**Problem statement**
Identify each line containing the word "วยนะคะ" and copy it.

**Records to process**
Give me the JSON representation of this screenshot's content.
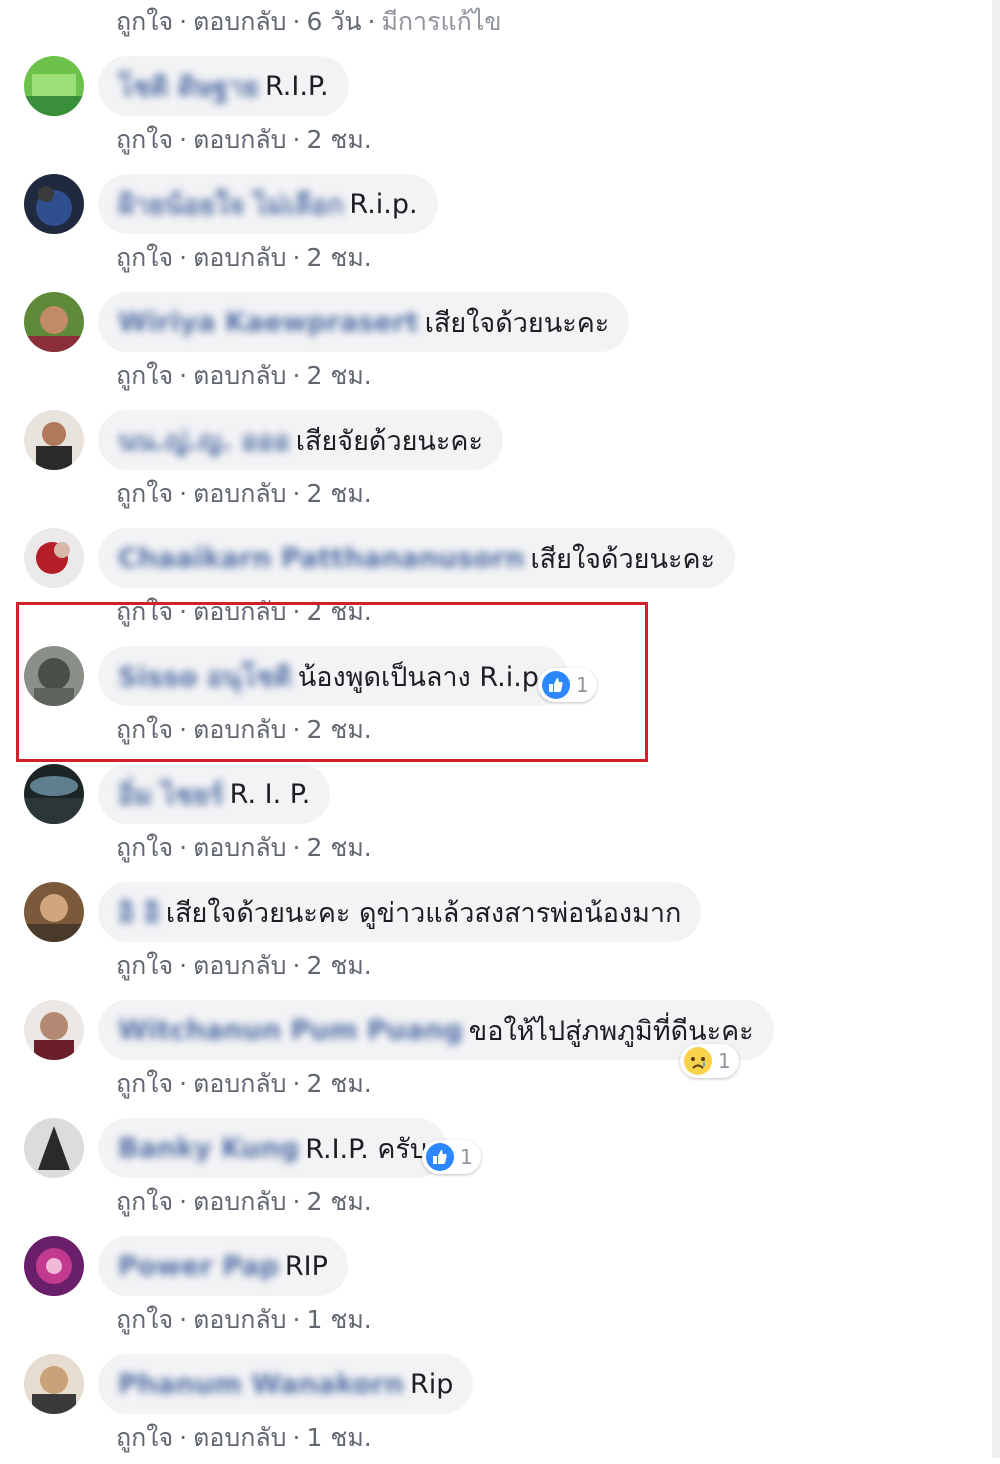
{
  "colors": {
    "bubble": "#f2f3f5",
    "link": "#385898",
    "meta": "#616770",
    "highlight": "#d31f2a",
    "like": "#2d88ff",
    "sad": "#f7d24a"
  },
  "top": {
    "like_label": "ถูกใจ",
    "reply_label": "ตอบกลับ",
    "time": "6 วัน",
    "edited": "มีการแก้ไข"
  },
  "comments": [
    {
      "author": "โชติ ดิษฐาย",
      "text": "R.I.P.",
      "like_label": "ถูกใจ",
      "reply_label": "ตอบกลับ",
      "time": "2 ชม."
    },
    {
      "author": "ฝ้ายน้อยใจ ไม่เลือก",
      "text": "R.i.p.",
      "like_label": "ถูกใจ",
      "reply_label": "ตอบกลับ",
      "time": "2 ชม."
    },
    {
      "author": "Wiriya Kaewprasert",
      "text": "เสียใจด้วยนะคะ",
      "like_label": "ถูกใจ",
      "reply_label": "ตอบกลับ",
      "time": "2 ชม."
    },
    {
      "author": "นน.ญ่.ญ.  อออ",
      "text": "เสียจัยด้วยนะคะ",
      "like_label": "ถูกใจ",
      "reply_label": "ตอบกลับ",
      "time": "2 ชม."
    },
    {
      "author": "Chaaikarn Patthananusorn",
      "text": "เสียใจด้วยนะคะ",
      "like_label": "ถูกใจ",
      "reply_label": "ตอบกลับ",
      "time": "2 ชม."
    },
    {
      "author": "Sisso อนุโชติ",
      "text": "น้องพูดเป็นลาง R.i.p.",
      "like_label": "ถูกใจ",
      "reply_label": "ตอบกลับ",
      "time": "2 ชม.",
      "reaction": {
        "icon": "like-icon",
        "count": "1"
      }
    },
    {
      "author": "อิ่ม ไชยร์",
      "text": "R. I. P.",
      "like_label": "ถูกใจ",
      "reply_label": "ตอบกลับ",
      "time": "2 ชม."
    },
    {
      "author": "อิ อิ",
      "text": "เสียใจด้วยนะคะ ดูข่าวแล้วสงสารพ่อน้องมาก",
      "like_label": "ถูกใจ",
      "reply_label": "ตอบกลับ",
      "time": "2 ชม."
    },
    {
      "author": "Witchanun Pum Puang",
      "text": "ขอให้ไปสู่ภพภูมิที่ดีนะคะ",
      "like_label": "ถูกใจ",
      "reply_label": "ตอบกลับ",
      "time": "2 ชม.",
      "reaction": {
        "icon": "sad-icon",
        "count": "1"
      }
    },
    {
      "author": "Banky Kung",
      "text": "R.I.P. ครับ",
      "like_label": "ถูกใจ",
      "reply_label": "ตอบกลับ",
      "time": "2 ชม.",
      "reaction": {
        "icon": "like-icon",
        "count": "1"
      }
    },
    {
      "author": "Power Pap",
      "text": "RIP",
      "like_label": "ถูกใจ",
      "reply_label": "ตอบกลับ",
      "time": "1 ชม."
    },
    {
      "author": "Phanum Wanakorn",
      "text": "Rip",
      "like_label": "ถูกใจ",
      "reply_label": "ตอบกลับ",
      "time": "1 ชม."
    }
  ]
}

**Response below**
      "text": "เสียใจด้วยนะคะ",
      "text": "เสียจัยด้วยนะคะ",
      "text": "เสียใจด้วยนะคะ",
      "text": "เสียใจด้วยนะคะ ดูข่าวแล้วสงสารพ่อน้องมาก",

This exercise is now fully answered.